▸ Instruction: Identify every line in the records below that contains the word "adjusted", and copy each of those lines.
<<<<
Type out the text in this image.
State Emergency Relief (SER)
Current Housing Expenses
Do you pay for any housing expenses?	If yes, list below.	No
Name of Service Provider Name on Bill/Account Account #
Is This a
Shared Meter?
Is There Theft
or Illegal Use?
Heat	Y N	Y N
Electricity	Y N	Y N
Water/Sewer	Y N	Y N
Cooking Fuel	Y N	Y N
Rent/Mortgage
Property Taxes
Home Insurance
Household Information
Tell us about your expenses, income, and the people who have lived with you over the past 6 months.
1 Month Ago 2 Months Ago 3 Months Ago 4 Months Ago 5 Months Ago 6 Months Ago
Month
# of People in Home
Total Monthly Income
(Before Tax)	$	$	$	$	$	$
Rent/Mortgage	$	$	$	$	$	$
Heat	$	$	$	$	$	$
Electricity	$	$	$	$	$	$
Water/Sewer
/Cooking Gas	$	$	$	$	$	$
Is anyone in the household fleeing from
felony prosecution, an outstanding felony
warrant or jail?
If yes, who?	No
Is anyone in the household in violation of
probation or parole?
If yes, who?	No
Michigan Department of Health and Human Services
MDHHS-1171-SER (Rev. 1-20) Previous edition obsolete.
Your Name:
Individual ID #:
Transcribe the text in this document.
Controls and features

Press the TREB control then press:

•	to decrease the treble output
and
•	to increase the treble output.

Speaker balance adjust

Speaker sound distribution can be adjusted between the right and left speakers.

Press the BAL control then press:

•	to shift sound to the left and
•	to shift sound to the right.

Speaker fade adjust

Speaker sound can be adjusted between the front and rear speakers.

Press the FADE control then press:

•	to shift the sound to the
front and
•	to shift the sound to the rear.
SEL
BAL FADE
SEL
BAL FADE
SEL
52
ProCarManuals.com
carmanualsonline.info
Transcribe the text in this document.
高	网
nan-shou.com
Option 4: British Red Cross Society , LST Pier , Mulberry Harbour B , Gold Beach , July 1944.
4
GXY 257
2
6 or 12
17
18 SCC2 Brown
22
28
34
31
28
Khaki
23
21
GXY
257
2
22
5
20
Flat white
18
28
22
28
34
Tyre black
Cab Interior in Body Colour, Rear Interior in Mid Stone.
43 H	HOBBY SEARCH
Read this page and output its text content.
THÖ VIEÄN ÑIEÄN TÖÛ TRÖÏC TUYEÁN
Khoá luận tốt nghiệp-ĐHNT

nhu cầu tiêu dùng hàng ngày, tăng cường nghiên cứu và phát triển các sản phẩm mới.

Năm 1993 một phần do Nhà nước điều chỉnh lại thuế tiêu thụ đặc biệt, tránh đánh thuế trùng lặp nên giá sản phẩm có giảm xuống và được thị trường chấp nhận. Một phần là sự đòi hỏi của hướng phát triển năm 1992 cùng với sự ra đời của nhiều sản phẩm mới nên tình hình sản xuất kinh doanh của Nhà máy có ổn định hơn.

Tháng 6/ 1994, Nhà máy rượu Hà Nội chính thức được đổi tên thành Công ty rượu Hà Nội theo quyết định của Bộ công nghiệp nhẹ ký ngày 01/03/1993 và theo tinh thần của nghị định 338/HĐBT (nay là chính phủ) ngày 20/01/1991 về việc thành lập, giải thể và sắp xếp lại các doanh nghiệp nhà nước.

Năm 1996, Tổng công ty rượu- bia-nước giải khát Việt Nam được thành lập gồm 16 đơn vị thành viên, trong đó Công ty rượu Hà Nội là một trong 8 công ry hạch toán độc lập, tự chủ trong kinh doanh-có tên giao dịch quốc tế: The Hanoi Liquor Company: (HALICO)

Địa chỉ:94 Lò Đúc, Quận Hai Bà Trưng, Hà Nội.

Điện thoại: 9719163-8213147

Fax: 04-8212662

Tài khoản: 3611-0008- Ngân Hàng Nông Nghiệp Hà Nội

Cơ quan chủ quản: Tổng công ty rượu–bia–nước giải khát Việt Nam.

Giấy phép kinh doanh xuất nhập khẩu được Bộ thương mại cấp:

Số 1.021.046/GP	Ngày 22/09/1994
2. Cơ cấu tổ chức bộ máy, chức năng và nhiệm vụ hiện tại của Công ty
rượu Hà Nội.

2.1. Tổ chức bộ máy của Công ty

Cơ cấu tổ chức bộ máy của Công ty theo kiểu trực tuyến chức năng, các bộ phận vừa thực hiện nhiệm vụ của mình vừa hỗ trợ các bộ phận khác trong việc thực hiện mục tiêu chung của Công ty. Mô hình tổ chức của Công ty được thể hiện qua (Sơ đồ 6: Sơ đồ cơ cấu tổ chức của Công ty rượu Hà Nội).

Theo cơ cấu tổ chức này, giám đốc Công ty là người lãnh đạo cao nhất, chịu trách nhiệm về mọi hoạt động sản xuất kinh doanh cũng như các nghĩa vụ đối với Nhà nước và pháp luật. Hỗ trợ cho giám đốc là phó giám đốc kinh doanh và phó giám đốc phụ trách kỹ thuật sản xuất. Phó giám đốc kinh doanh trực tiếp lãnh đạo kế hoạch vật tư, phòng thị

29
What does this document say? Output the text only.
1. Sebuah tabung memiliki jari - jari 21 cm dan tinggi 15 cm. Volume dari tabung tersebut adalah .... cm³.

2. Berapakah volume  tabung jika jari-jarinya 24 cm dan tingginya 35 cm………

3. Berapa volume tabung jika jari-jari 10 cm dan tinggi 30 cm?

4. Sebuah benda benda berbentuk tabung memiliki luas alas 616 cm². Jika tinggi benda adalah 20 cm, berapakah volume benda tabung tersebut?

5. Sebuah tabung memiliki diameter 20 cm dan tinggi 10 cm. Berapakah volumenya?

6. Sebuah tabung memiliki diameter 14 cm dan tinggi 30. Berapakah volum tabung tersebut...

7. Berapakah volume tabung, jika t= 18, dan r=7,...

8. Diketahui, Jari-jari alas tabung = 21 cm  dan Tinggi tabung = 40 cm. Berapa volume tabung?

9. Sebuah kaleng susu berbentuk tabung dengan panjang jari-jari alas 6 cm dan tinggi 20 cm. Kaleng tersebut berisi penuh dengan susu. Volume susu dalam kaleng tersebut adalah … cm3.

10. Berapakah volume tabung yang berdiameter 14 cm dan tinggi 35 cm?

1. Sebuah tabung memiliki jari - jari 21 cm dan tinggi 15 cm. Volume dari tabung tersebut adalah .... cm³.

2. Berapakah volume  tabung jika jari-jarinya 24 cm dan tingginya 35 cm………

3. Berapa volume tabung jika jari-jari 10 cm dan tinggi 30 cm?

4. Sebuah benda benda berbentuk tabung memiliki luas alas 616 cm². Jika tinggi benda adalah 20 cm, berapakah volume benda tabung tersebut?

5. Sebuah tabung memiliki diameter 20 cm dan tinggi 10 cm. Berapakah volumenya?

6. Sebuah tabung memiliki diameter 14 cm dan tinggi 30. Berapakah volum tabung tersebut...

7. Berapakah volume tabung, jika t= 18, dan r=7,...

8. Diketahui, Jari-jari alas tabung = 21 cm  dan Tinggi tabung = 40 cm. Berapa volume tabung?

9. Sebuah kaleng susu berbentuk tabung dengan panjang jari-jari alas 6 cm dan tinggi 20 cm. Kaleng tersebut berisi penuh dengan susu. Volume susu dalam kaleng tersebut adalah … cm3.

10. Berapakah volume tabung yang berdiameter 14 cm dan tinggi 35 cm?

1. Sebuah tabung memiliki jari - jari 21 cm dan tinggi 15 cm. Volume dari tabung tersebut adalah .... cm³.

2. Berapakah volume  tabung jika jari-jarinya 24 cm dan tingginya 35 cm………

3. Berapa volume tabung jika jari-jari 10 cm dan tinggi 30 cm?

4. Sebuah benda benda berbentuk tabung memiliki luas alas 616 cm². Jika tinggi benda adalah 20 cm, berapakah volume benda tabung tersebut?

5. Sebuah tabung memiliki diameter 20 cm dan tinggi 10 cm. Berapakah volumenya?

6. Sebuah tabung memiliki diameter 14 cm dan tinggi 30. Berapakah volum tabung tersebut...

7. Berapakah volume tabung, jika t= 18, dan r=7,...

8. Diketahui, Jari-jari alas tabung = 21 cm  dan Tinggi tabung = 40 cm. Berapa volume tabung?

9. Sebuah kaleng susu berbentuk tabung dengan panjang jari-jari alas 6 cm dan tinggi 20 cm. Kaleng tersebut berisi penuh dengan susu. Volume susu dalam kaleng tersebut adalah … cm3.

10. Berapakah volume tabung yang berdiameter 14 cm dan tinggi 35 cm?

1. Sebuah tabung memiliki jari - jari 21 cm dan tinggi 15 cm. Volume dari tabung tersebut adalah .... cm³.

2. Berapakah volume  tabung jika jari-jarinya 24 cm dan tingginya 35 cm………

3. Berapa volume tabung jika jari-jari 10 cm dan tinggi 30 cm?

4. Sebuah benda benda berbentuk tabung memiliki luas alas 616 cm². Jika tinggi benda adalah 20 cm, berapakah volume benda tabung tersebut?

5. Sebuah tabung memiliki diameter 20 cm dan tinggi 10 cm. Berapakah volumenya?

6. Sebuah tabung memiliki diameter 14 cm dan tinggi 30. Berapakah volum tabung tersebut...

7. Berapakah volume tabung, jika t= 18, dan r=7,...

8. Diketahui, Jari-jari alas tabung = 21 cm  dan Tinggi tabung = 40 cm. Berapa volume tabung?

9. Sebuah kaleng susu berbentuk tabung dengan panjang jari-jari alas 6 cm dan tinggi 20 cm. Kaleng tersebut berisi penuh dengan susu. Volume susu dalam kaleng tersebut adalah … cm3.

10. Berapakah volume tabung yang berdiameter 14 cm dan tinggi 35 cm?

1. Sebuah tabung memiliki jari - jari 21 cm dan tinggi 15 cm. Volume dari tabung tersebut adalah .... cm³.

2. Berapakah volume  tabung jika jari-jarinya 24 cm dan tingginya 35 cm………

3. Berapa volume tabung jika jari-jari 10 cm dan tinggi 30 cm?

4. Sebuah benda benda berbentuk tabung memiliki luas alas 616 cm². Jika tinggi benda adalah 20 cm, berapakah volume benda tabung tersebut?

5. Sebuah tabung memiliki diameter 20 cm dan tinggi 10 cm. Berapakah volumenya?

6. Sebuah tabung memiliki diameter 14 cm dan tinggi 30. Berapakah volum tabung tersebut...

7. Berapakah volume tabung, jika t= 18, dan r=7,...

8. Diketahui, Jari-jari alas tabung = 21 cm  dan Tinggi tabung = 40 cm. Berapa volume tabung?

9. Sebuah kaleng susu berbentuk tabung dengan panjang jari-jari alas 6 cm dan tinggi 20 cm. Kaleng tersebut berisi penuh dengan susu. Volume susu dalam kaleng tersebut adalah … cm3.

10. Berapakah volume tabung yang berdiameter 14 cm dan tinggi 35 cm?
>>>>
▸ Result:
Speaker sound distribution can be adjusted between the right and left speakers.
Speaker sound can be adjusted between the front and rear speakers.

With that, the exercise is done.